- Supplied material -
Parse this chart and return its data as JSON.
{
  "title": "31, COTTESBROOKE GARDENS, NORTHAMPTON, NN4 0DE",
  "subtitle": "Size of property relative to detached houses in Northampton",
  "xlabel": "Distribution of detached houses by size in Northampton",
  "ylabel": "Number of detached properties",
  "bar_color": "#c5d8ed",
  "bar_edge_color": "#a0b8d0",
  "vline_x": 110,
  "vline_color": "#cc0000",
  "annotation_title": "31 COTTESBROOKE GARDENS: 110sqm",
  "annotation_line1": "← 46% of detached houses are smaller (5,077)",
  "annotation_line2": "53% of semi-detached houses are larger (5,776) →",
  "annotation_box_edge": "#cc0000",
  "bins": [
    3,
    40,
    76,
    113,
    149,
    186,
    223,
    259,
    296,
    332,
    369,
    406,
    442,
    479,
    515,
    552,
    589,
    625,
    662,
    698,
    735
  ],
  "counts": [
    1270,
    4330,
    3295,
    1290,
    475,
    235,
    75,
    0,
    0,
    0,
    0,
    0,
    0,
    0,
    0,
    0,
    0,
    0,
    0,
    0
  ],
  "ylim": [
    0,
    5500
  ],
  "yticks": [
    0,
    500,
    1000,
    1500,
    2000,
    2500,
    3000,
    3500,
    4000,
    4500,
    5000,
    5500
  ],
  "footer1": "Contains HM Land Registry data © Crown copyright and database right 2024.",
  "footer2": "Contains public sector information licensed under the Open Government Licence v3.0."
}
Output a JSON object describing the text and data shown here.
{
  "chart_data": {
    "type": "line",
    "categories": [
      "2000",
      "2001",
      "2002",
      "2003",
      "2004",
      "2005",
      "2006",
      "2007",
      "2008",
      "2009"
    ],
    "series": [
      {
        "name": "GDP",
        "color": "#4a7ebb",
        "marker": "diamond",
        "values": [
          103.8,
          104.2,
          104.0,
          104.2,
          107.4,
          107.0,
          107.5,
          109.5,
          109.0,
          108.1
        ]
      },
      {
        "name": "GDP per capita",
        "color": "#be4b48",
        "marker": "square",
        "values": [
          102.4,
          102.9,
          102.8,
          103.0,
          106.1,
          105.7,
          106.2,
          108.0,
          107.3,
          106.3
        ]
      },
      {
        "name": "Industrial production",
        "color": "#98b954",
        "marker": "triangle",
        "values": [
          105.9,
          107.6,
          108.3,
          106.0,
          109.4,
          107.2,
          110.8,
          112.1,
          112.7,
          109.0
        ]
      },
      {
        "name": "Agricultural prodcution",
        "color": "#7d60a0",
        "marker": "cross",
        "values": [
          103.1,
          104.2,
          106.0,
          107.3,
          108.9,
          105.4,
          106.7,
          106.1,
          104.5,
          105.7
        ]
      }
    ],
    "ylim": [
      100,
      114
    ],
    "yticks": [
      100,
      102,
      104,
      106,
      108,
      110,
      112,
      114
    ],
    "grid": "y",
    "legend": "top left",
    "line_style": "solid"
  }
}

- Written task -
Quote the data in full, keeping each word unchanged.

- Response -
Parse this chart and return its data as JSON.
{
  "title": "31, COTTESBROOKE GARDENS, NORTHAMPTON, NN4 0DE",
  "subtitle": "Size of property relative to detached houses in Northampton",
  "xlabel": "Distribution of detached houses by size in Northampton",
  "ylabel": "Number of detached properties",
  "bar_color": "#c5d8ed",
  "bar_edge_color": "#a0b8d0",
  "vline_x": 110,
  "vline_color": "#cc0000",
  "annotation_title": "31 COTTESBROOKE GARDENS: 110sqm",
  "annotation_line1": "← 46% of detached houses are smaller (5,077)",
  "annotation_line2": "53% of semi-detached houses are larger (5,776) →",
  "annotation_box_edge": "#cc0000",
  "bins": [
    3,
    40,
    76,
    113,
    149,
    186,
    223,
    259,
    296,
    332,
    369,
    406,
    442,
    479,
    515,
    552,
    589,
    625,
    662,
    698,
    735
  ],
  "counts": [
    1270,
    4330,
    3295,
    1290,
    475,
    235,
    75,
    0,
    0,
    0,
    0,
    0,
    0,
    0,
    0,
    0,
    0,
    0,
    0,
    0
  ],
  "ylim": [
    0,
    5500
  ],
  "yticks": [
    0,
    500,
    1000,
    1500,
    2000,
    2500,
    3000,
    3500,
    4000,
    4500,
    5000,
    5500
  ],
  "footer1": "Contains HM Land Registry data © Crown copyright and database right 2024.",
  "footer2": "Contains public sector information licensed under the Open Government Licence v3.0."
}
Output a JSON object describing the text and data shown here.
{
  "chart_data": {
    "type": "line",
    "categories": [
      "2000",
      "2001",
      "2002",
      "2003",
      "2004",
      "2005",
      "2006",
      "2007",
      "2008",
      "2009"
    ],
    "series": [
      {
        "name": "GDP",
        "color": "#4a7ebb",
        "marker": "diamond",
        "values": [
          103.8,
          104.2,
          104.0,
          104.2,
          107.4,
          107.0,
          107.5,
          109.5,
          109.0,
          108.1
        ]
      },
      {
        "name": "GDP per capita",
        "color": "#be4b48",
        "marker": "square",
        "values": [
          102.4,
          102.9,
          102.8,
          103.0,
          106.1,
          105.7,
          106.2,
          108.0,
          107.3,
          106.3
        ]
      },
      {
        "name": "Industrial production",
        "color": "#98b954",
        "marker": "triangle",
        "values": [
          105.9,
          107.6,
          108.3,
          106.0,
          109.4,
          107.2,
          110.8,
          112.1,
          112.7,
          109.0
        ]
      },
      {
        "name": "Agricultural prodcution",
        "color": "#7d60a0",
        "marker": "cross",
        "values": [
          103.1,
          104.2,
          106.0,
          107.3,
          108.9,
          105.4,
          106.7,
          106.1,
          104.5,
          105.7
        ]
      }
    ],
    "ylim": [
      100,
      114
    ],
    "yticks": [
      100,
      102,
      104,
      106,
      108,
      110,
      112,
      114
    ],
    "grid": "y",
    "legend": "top left",
    "line_style": "solid"
  }
}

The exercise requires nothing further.